** BEGIN TASK INPUT **

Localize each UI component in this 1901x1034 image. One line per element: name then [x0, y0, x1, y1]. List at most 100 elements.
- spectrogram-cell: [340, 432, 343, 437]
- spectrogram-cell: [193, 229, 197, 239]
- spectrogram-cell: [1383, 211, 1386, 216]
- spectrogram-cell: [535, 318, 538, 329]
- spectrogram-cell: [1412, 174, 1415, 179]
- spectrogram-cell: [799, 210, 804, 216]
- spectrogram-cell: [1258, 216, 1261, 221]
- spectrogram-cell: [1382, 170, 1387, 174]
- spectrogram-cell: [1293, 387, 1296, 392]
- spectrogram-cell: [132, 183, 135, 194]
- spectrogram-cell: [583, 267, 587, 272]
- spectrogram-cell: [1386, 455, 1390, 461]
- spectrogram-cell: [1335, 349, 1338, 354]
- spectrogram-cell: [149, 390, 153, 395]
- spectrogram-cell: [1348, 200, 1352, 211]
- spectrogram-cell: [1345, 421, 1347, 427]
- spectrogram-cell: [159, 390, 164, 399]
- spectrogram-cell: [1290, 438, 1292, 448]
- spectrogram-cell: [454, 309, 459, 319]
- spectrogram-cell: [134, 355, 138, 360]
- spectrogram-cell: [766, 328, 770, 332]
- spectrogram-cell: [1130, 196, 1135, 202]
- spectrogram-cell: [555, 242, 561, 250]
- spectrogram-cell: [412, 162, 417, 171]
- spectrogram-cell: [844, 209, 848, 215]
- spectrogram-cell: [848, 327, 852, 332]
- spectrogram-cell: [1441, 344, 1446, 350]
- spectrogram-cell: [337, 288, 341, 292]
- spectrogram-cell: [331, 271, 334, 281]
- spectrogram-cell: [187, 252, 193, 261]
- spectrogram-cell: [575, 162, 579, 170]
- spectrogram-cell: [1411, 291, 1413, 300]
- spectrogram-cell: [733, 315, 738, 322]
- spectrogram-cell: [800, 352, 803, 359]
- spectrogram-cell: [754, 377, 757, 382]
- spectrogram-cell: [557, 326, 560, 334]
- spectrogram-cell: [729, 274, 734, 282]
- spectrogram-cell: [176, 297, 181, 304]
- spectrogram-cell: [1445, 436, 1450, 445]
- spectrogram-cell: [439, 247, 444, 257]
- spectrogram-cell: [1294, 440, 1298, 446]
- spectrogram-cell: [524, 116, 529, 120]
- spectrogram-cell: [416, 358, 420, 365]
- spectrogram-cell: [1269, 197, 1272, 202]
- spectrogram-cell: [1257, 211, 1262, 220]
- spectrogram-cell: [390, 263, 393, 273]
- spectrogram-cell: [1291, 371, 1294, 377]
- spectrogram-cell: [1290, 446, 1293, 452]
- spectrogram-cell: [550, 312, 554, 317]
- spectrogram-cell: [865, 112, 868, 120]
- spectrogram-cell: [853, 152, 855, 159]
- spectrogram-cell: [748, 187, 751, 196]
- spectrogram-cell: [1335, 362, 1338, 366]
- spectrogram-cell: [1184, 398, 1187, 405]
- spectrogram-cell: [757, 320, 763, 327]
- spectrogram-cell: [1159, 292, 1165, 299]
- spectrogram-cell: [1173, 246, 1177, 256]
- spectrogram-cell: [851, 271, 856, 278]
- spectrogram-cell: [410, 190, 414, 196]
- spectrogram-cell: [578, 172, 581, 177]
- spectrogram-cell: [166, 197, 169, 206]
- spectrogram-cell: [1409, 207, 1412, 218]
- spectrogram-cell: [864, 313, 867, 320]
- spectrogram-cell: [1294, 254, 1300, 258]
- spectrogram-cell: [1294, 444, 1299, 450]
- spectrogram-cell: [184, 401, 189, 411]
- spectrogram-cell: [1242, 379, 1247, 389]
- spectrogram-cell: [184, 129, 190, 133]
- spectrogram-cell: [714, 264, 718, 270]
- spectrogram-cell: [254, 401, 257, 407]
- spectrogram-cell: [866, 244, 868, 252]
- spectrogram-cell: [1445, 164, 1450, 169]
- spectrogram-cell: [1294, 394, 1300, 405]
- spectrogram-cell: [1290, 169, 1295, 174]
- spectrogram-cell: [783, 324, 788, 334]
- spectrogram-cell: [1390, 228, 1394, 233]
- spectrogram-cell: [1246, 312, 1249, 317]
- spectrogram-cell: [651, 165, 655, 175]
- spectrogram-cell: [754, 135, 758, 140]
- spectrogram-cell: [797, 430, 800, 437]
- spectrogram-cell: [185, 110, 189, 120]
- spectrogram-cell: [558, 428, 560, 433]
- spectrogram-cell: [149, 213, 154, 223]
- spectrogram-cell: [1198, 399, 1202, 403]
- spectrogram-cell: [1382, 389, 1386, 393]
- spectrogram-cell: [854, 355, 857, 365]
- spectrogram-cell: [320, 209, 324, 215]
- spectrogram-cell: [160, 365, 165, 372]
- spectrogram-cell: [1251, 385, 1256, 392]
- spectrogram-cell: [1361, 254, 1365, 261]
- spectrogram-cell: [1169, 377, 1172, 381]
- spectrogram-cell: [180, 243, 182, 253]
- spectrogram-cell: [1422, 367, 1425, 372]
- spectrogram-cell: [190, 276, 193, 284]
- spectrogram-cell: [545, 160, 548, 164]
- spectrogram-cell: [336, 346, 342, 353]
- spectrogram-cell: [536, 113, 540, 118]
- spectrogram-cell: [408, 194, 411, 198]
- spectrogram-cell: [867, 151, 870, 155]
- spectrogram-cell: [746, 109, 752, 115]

** END TASK INPUT **

Can you return every line of the data above without changing a single character?

Localize each UI component in this 1901x1034 image. One line per element: name then [x0, y0, x1, y1]. List at most 100 elements.
- spectrogram-cell: [340, 432, 343, 437]
- spectrogram-cell: [193, 229, 197, 239]
- spectrogram-cell: [1383, 211, 1386, 216]
- spectrogram-cell: [535, 318, 538, 329]
- spectrogram-cell: [1412, 174, 1415, 179]
- spectrogram-cell: [799, 210, 804, 216]
- spectrogram-cell: [1258, 216, 1261, 221]
- spectrogram-cell: [1382, 170, 1387, 174]
- spectrogram-cell: [1293, 387, 1296, 392]
- spectrogram-cell: [132, 183, 135, 194]
- spectrogram-cell: [583, 267, 587, 272]
- spectrogram-cell: [1386, 455, 1390, 461]
- spectrogram-cell: [1335, 349, 1338, 354]
- spectrogram-cell: [149, 390, 153, 395]
- spectrogram-cell: [1348, 200, 1352, 211]
- spectrogram-cell: [1345, 421, 1347, 427]
- spectrogram-cell: [159, 390, 164, 399]
- spectrogram-cell: [1290, 438, 1292, 448]
- spectrogram-cell: [454, 309, 459, 319]
- spectrogram-cell: [134, 355, 138, 360]
- spectrogram-cell: [766, 328, 770, 332]
- spectrogram-cell: [1130, 196, 1135, 202]
- spectrogram-cell: [555, 242, 561, 250]
- spectrogram-cell: [412, 162, 417, 171]
- spectrogram-cell: [844, 209, 848, 215]
- spectrogram-cell: [848, 327, 852, 332]
- spectrogram-cell: [1441, 344, 1446, 350]
- spectrogram-cell: [337, 288, 341, 292]
- spectrogram-cell: [331, 271, 334, 281]
- spectrogram-cell: [187, 252, 193, 261]
- spectrogram-cell: [575, 162, 579, 170]
- spectrogram-cell: [1411, 291, 1413, 300]
- spectrogram-cell: [733, 315, 738, 322]
- spectrogram-cell: [800, 352, 803, 359]
- spectrogram-cell: [754, 377, 757, 382]
- spectrogram-cell: [557, 326, 560, 334]
- spectrogram-cell: [729, 274, 734, 282]
- spectrogram-cell: [176, 297, 181, 304]
- spectrogram-cell: [1445, 436, 1450, 445]
- spectrogram-cell: [439, 247, 444, 257]
- spectrogram-cell: [1294, 440, 1298, 446]
- spectrogram-cell: [524, 116, 529, 120]
- spectrogram-cell: [416, 358, 420, 365]
- spectrogram-cell: [1269, 197, 1272, 202]
- spectrogram-cell: [1257, 211, 1262, 220]
- spectrogram-cell: [390, 263, 393, 273]
- spectrogram-cell: [1291, 371, 1294, 377]
- spectrogram-cell: [1290, 446, 1293, 452]
- spectrogram-cell: [550, 312, 554, 317]
- spectrogram-cell: [865, 112, 868, 120]
- spectrogram-cell: [853, 152, 855, 159]
- spectrogram-cell: [748, 187, 751, 196]
- spectrogram-cell: [1335, 362, 1338, 366]
- spectrogram-cell: [1184, 398, 1187, 405]
- spectrogram-cell: [757, 320, 763, 327]
- spectrogram-cell: [1159, 292, 1165, 299]
- spectrogram-cell: [1173, 246, 1177, 256]
- spectrogram-cell: [851, 271, 856, 278]
- spectrogram-cell: [410, 190, 414, 196]
- spectrogram-cell: [578, 172, 581, 177]
- spectrogram-cell: [166, 197, 169, 206]
- spectrogram-cell: [1409, 207, 1412, 218]
- spectrogram-cell: [864, 313, 867, 320]
- spectrogram-cell: [1294, 254, 1300, 258]
- spectrogram-cell: [1294, 444, 1299, 450]
- spectrogram-cell: [184, 401, 189, 411]
- spectrogram-cell: [1242, 379, 1247, 389]
- spectrogram-cell: [184, 129, 190, 133]
- spectrogram-cell: [714, 264, 718, 270]
- spectrogram-cell: [254, 401, 257, 407]
- spectrogram-cell: [866, 244, 868, 252]
- spectrogram-cell: [1445, 164, 1450, 169]
- spectrogram-cell: [1294, 394, 1300, 405]
- spectrogram-cell: [1290, 169, 1295, 174]
- spectrogram-cell: [783, 324, 788, 334]
- spectrogram-cell: [1390, 228, 1394, 233]
- spectrogram-cell: [1246, 312, 1249, 317]
- spectrogram-cell: [651, 165, 655, 175]
- spectrogram-cell: [754, 135, 758, 140]
- spectrogram-cell: [797, 430, 800, 437]
- spectrogram-cell: [185, 110, 189, 120]
- spectrogram-cell: [558, 428, 560, 433]
- spectrogram-cell: [149, 213, 154, 223]
- spectrogram-cell: [1198, 399, 1202, 403]
- spectrogram-cell: [1382, 389, 1386, 393]
- spectrogram-cell: [854, 355, 857, 365]
- spectrogram-cell: [320, 209, 324, 215]
- spectrogram-cell: [160, 365, 165, 372]
- spectrogram-cell: [1251, 385, 1256, 392]
- spectrogram-cell: [1361, 254, 1365, 261]
- spectrogram-cell: [1169, 377, 1172, 381]
- spectrogram-cell: [180, 243, 182, 253]
- spectrogram-cell: [1422, 367, 1425, 372]
- spectrogram-cell: [190, 276, 193, 284]
- spectrogram-cell: [545, 160, 548, 164]
- spectrogram-cell: [336, 346, 342, 353]
- spectrogram-cell: [536, 113, 540, 118]
- spectrogram-cell: [408, 194, 411, 198]
- spectrogram-cell: [867, 151, 870, 155]
- spectrogram-cell: [746, 109, 752, 115]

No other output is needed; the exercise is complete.